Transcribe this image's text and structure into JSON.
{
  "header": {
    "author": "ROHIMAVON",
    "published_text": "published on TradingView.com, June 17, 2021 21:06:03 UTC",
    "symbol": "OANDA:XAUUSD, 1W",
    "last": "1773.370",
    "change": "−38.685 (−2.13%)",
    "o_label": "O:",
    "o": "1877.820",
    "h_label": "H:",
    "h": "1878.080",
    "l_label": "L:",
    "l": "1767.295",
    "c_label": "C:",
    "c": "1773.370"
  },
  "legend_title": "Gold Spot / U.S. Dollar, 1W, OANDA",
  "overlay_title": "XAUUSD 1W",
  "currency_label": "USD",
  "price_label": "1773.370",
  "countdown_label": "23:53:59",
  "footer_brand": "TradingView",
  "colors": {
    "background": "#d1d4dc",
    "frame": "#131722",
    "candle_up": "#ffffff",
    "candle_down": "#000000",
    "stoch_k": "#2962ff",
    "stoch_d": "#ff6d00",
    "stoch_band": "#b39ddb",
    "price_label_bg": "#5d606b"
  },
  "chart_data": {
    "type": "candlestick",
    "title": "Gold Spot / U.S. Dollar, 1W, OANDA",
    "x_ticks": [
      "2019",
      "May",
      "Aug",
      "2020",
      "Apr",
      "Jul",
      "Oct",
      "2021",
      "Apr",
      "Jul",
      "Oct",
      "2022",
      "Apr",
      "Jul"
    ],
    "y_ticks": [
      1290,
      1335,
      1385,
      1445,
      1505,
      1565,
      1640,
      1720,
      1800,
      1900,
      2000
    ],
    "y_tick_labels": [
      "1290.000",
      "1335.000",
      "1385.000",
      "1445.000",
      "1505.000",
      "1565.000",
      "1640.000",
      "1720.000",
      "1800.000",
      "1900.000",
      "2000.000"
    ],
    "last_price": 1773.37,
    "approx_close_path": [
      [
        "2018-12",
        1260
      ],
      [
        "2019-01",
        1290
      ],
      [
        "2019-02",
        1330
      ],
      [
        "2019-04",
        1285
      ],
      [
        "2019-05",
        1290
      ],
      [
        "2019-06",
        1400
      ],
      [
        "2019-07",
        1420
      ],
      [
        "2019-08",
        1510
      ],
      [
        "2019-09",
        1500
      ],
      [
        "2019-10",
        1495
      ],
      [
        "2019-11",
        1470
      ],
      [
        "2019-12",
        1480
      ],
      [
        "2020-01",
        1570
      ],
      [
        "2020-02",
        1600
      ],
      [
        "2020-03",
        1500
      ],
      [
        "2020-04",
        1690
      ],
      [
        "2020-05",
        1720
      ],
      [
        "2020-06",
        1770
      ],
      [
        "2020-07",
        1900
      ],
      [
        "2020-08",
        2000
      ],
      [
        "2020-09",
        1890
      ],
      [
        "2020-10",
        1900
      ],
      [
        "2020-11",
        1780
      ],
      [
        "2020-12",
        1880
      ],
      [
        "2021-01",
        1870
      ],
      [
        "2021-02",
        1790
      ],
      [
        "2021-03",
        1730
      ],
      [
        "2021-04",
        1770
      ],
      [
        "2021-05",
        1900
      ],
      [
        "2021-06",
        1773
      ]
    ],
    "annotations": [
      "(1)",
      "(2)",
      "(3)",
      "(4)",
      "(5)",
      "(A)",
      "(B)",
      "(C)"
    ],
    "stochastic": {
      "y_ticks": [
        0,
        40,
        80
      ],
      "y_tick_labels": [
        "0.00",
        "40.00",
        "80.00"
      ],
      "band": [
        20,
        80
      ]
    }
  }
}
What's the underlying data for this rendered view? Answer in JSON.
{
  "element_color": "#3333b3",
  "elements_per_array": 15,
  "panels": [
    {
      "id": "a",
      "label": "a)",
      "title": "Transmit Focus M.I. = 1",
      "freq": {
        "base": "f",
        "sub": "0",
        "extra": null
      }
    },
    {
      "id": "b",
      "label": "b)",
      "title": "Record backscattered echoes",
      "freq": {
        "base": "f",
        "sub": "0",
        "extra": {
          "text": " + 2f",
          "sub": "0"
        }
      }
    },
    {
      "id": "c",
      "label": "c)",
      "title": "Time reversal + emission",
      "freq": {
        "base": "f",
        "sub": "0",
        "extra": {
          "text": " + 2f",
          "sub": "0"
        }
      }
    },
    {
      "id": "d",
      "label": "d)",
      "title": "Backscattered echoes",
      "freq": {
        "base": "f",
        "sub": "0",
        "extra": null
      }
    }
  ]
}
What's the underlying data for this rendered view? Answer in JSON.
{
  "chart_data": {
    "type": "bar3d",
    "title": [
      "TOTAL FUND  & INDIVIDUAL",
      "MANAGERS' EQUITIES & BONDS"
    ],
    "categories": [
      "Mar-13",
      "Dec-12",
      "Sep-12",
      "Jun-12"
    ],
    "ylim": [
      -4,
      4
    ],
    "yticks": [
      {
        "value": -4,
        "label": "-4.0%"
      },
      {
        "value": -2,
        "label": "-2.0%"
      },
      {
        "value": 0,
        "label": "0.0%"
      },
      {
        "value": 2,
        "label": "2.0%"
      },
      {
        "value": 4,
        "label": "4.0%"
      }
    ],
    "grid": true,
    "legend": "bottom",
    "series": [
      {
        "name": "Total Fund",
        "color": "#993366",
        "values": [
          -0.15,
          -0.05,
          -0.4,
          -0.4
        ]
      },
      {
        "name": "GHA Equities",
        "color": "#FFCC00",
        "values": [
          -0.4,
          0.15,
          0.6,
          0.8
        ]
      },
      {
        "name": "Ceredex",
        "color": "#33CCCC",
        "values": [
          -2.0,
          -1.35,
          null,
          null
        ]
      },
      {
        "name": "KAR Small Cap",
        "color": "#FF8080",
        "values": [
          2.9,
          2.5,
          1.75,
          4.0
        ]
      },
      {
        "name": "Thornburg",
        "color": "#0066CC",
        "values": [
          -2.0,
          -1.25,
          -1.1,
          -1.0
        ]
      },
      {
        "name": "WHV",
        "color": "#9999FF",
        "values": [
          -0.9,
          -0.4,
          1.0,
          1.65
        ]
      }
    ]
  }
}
________
▸ Task description: Restate the listing in full, word for word.

▸ Finished answer:
Transcribe this image's text and structure into JSON.
{
  "header": {
    "author": "ROHIMAVON",
    "published_text": "published on TradingView.com, June 17, 2021 21:06:03 UTC",
    "symbol": "OANDA:XAUUSD, 1W",
    "last": "1773.370",
    "change": "−38.685 (−2.13%)",
    "o_label": "O:",
    "o": "1877.820",
    "h_label": "H:",
    "h": "1878.080",
    "l_label": "L:",
    "l": "1767.295",
    "c_label": "C:",
    "c": "1773.370"
  },
  "legend_title": "Gold Spot / U.S. Dollar, 1W, OANDA",
  "overlay_title": "XAUUSD 1W",
  "currency_label": "USD",
  "price_label": "1773.370",
  "countdown_label": "23:53:59",
  "footer_brand": "TradingView",
  "colors": {
    "background": "#d1d4dc",
    "frame": "#131722",
    "candle_up": "#ffffff",
    "candle_down": "#000000",
    "stoch_k": "#2962ff",
    "stoch_d": "#ff6d00",
    "stoch_band": "#b39ddb",
    "price_label_bg": "#5d606b"
  },
  "chart_data": {
    "type": "candlestick",
    "title": "Gold Spot / U.S. Dollar, 1W, OANDA",
    "x_ticks": [
      "2019",
      "May",
      "Aug",
      "2020",
      "Apr",
      "Jul",
      "Oct",
      "2021",
      "Apr",
      "Jul",
      "Oct",
      "2022",
      "Apr",
      "Jul"
    ],
    "y_ticks": [
      1290,
      1335,
      1385,
      1445,
      1505,
      1565,
      1640,
      1720,
      1800,
      1900,
      2000
    ],
    "y_tick_labels": [
      "1290.000",
      "1335.000",
      "1385.000",
      "1445.000",
      "1505.000",
      "1565.000",
      "1640.000",
      "1720.000",
      "1800.000",
      "1900.000",
      "2000.000"
    ],
    "last_price": 1773.37,
    "approx_close_path": [
      [
        "2018-12",
        1260
      ],
      [
        "2019-01",
        1290
      ],
      [
        "2019-02",
        1330
      ],
      [
        "2019-04",
        1285
      ],
      [
        "2019-05",
        1290
      ],
      [
        "2019-06",
        1400
      ],
      [
        "2019-07",
        1420
      ],
      [
        "2019-08",
        1510
      ],
      [
        "2019-09",
        1500
      ],
      [
        "2019-10",
        1495
      ],
      [
        "2019-11",
        1470
      ],
      [
        "2019-12",
        1480
      ],
      [
        "2020-01",
        1570
      ],
      [
        "2020-02",
        1600
      ],
      [
        "2020-03",
        1500
      ],
      [
        "2020-04",
        1690
      ],
      [
        "2020-05",
        1720
      ],
      [
        "2020-06",
        1770
      ],
      [
        "2020-07",
        1900
      ],
      [
        "2020-08",
        2000
      ],
      [
        "2020-09",
        1890
      ],
      [
        "2020-10",
        1900
      ],
      [
        "2020-11",
        1780
      ],
      [
        "2020-12",
        1880
      ],
      [
        "2021-01",
        1870
      ],
      [
        "2021-02",
        1790
      ],
      [
        "2021-03",
        1730
      ],
      [
        "2021-04",
        1770
      ],
      [
        "2021-05",
        1900
      ],
      [
        "2021-06",
        1773
      ]
    ],
    "annotations": [
      "(1)",
      "(2)",
      "(3)",
      "(4)",
      "(5)",
      "(A)",
      "(B)",
      "(C)"
    ],
    "stochastic": {
      "y_ticks": [
        0,
        40,
        80
      ],
      "y_tick_labels": [
        "0.00",
        "40.00",
        "80.00"
      ],
      "band": [
        20,
        80
      ]
    }
  }
}
What's the underlying data for this rendered view? Answer in JSON.
{
  "element_color": "#3333b3",
  "elements_per_array": 15,
  "panels": [
    {
      "id": "a",
      "label": "a)",
      "title": "Transmit Focus M.I. = 1",
      "freq": {
        "base": "f",
        "sub": "0",
        "extra": null
      }
    },
    {
      "id": "b",
      "label": "b)",
      "title": "Record backscattered echoes",
      "freq": {
        "base": "f",
        "sub": "0",
        "extra": {
          "text": " + 2f",
          "sub": "0"
        }
      }
    },
    {
      "id": "c",
      "label": "c)",
      "title": "Time reversal + emission",
      "freq": {
        "base": "f",
        "sub": "0",
        "extra": {
          "text": " + 2f",
          "sub": "0"
        }
      }
    },
    {
      "id": "d",
      "label": "d)",
      "title": "Backscattered echoes",
      "freq": {
        "base": "f",
        "sub": "0",
        "extra": null
      }
    }
  ]
}
What's the underlying data for this rendered view? Answer in JSON.
{
  "chart_data": {
    "type": "bar3d",
    "title": [
      "TOTAL FUND  & INDIVIDUAL",
      "MANAGERS' EQUITIES & BONDS"
    ],
    "categories": [
      "Mar-13",
      "Dec-12",
      "Sep-12",
      "Jun-12"
    ],
    "ylim": [
      -4,
      4
    ],
    "yticks": [
      {
        "value": -4,
        "label": "-4.0%"
      },
      {
        "value": -2,
        "label": "-2.0%"
      },
      {
        "value": 0,
        "label": "0.0%"
      },
      {
        "value": 2,
        "label": "2.0%"
      },
      {
        "value": 4,
        "label": "4.0%"
      }
    ],
    "grid": true,
    "legend": "bottom",
    "series": [
      {
        "name": "Total Fund",
        "color": "#993366",
        "values": [
          -0.15,
          -0.05,
          -0.4,
          -0.4
        ]
      },
      {
        "name": "GHA Equities",
        "color": "#FFCC00",
        "values": [
          -0.4,
          0.15,
          0.6,
          0.8
        ]
      },
      {
        "name": "Ceredex",
        "color": "#33CCCC",
        "values": [
          -2.0,
          -1.35,
          null,
          null
        ]
      },
      {
        "name": "KAR Small Cap",
        "color": "#FF8080",
        "values": [
          2.9,
          2.5,
          1.75,
          4.0
        ]
      },
      {
        "name": "Thornburg",
        "color": "#0066CC",
        "values": [
          -2.0,
          -1.25,
          -1.1,
          -1.0
        ]
      },
      {
        "name": "WHV",
        "color": "#9999FF",
        "values": [
          -0.9,
          -0.4,
          1.0,
          1.65
        ]
      }
    ]
  }
}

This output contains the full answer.